___ Input data ___
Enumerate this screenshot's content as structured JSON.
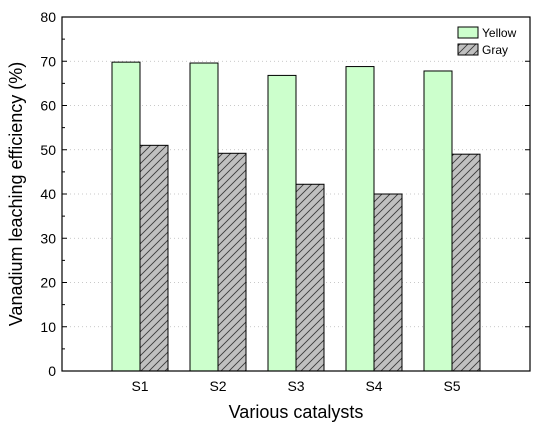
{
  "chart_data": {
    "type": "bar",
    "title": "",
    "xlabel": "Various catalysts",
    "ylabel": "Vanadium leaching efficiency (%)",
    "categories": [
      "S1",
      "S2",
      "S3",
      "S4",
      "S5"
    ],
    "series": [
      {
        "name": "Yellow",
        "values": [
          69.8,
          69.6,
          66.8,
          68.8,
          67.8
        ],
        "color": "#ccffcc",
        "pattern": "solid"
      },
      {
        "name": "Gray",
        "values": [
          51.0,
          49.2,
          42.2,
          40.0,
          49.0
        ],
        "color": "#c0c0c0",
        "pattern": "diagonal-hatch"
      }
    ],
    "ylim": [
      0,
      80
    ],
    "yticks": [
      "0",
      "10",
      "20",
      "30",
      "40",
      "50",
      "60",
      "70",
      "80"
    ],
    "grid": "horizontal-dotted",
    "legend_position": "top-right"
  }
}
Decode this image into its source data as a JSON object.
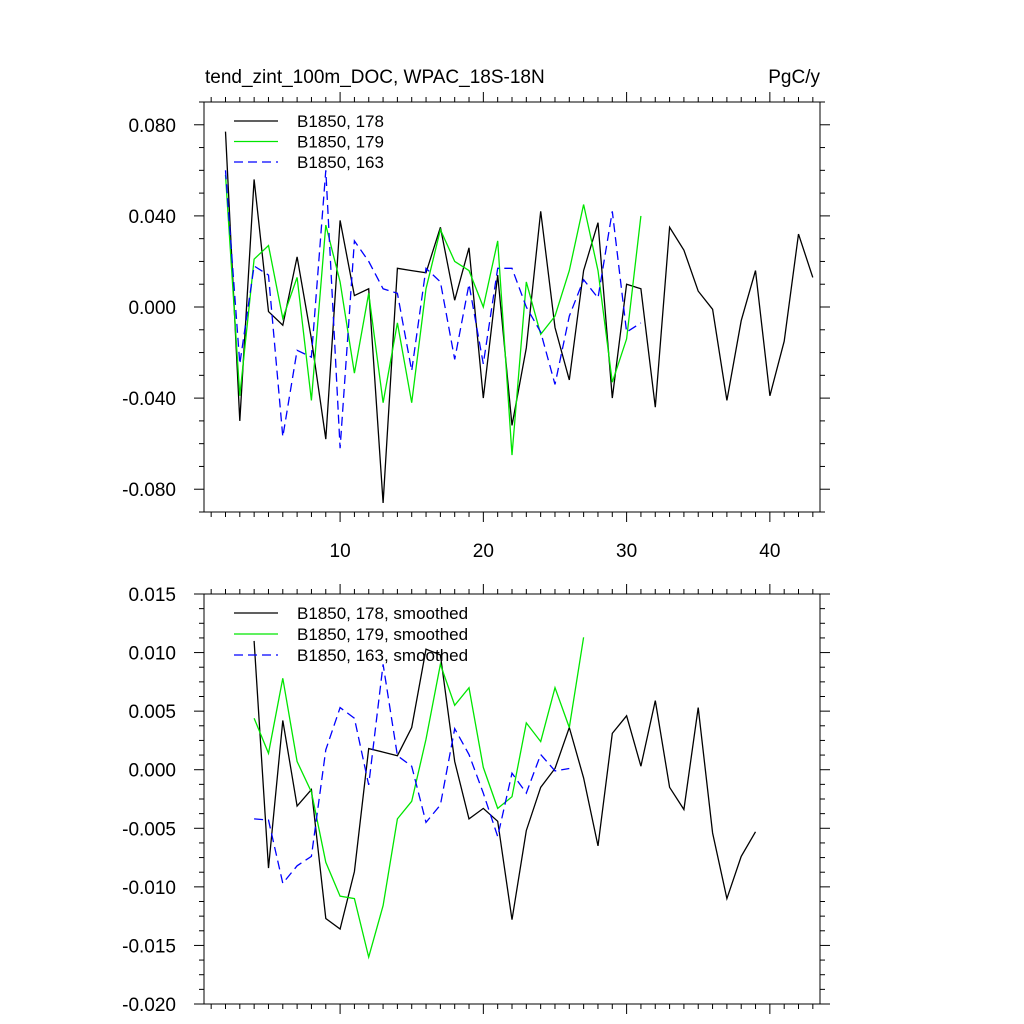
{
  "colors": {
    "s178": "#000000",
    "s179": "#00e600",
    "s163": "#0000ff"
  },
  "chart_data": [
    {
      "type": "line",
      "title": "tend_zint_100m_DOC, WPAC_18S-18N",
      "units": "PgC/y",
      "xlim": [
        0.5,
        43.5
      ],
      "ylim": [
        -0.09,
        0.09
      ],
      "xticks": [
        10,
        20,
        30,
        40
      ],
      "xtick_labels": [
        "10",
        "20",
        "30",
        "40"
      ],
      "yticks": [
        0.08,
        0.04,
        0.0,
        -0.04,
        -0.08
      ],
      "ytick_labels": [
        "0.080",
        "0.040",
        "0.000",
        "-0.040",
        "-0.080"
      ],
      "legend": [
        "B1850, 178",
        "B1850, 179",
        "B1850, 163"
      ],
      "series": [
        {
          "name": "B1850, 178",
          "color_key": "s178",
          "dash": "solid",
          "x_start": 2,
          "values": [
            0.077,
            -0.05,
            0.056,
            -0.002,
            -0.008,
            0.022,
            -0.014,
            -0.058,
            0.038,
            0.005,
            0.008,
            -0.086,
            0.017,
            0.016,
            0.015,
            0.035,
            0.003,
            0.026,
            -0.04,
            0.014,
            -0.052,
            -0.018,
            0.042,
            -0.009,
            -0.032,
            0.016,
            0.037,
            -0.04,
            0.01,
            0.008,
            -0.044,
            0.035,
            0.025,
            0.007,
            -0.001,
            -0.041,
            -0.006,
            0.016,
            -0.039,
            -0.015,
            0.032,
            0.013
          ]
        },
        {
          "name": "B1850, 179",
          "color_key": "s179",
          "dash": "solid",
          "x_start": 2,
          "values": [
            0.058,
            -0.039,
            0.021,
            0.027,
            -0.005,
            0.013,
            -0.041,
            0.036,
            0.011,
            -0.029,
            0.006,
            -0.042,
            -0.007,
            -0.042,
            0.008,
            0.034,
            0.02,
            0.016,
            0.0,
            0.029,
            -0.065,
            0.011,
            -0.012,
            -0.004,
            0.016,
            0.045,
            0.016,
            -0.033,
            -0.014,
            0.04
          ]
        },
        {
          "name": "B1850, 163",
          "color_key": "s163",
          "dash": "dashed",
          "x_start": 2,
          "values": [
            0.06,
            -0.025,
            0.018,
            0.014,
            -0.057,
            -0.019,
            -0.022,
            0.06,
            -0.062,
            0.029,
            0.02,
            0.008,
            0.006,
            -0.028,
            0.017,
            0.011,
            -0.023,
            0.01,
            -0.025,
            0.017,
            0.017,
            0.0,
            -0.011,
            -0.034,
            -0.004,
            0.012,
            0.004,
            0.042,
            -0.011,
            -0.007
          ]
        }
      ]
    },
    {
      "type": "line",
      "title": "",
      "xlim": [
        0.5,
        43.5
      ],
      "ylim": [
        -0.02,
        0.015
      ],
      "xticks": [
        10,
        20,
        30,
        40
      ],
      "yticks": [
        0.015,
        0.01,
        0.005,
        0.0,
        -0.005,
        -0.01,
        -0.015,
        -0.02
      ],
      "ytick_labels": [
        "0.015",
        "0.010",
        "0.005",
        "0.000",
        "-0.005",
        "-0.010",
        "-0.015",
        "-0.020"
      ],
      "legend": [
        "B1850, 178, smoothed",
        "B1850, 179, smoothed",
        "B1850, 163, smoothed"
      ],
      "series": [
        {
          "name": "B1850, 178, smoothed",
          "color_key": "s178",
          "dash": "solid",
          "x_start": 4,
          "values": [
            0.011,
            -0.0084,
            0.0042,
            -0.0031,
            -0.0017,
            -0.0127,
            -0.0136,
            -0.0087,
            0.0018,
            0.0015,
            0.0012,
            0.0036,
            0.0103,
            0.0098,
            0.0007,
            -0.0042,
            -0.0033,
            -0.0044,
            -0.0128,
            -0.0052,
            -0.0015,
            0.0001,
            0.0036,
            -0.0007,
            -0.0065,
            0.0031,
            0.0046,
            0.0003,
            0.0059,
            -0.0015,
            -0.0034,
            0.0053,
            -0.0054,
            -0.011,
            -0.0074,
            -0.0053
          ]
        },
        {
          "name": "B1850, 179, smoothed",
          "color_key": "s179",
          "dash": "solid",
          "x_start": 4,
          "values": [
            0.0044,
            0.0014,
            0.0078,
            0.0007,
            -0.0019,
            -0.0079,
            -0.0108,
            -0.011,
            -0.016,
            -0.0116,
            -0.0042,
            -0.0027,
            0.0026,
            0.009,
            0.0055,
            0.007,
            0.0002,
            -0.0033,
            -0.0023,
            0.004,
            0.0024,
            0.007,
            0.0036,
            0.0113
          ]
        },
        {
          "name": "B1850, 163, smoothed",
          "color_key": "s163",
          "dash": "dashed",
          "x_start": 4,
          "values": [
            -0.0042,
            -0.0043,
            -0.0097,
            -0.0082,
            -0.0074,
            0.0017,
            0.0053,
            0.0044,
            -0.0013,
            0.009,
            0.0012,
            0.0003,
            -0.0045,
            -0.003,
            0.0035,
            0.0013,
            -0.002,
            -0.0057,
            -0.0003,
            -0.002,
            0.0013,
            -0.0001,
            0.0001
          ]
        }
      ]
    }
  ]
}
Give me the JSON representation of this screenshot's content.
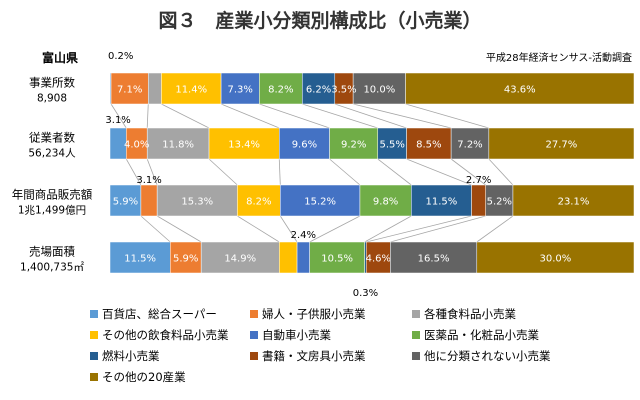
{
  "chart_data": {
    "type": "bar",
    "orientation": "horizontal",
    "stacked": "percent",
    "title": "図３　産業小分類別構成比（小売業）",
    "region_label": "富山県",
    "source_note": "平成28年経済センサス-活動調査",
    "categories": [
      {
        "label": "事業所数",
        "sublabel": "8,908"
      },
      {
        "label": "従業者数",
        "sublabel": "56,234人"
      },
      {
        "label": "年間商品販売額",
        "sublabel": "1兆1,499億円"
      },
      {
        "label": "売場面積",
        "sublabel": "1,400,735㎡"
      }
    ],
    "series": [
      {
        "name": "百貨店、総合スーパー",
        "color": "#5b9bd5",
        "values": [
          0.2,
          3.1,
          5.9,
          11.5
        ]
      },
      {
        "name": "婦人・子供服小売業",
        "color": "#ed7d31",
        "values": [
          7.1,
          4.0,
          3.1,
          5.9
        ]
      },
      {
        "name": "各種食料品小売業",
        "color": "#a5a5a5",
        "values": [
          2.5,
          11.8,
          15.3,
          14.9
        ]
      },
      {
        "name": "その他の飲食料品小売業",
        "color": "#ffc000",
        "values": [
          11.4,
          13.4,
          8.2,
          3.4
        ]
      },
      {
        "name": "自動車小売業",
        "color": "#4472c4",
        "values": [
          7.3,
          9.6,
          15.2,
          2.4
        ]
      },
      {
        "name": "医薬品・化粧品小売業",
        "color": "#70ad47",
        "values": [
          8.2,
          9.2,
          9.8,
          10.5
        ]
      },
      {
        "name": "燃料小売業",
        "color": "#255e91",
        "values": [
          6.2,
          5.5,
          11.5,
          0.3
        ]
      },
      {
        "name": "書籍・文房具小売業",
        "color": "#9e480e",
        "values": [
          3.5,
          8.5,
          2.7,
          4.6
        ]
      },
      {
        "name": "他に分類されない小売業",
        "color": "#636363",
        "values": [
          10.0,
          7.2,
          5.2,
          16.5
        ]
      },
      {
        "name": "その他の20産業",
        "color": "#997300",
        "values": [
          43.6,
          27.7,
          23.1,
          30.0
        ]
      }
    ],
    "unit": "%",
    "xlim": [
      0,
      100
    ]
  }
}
___
- **Request**:
Read the lines above. Gather those in which the string "pattern" is found.

- **Response to this exercise**:
        "pattern": "solid"
        "pattern": "diagonal-hatch"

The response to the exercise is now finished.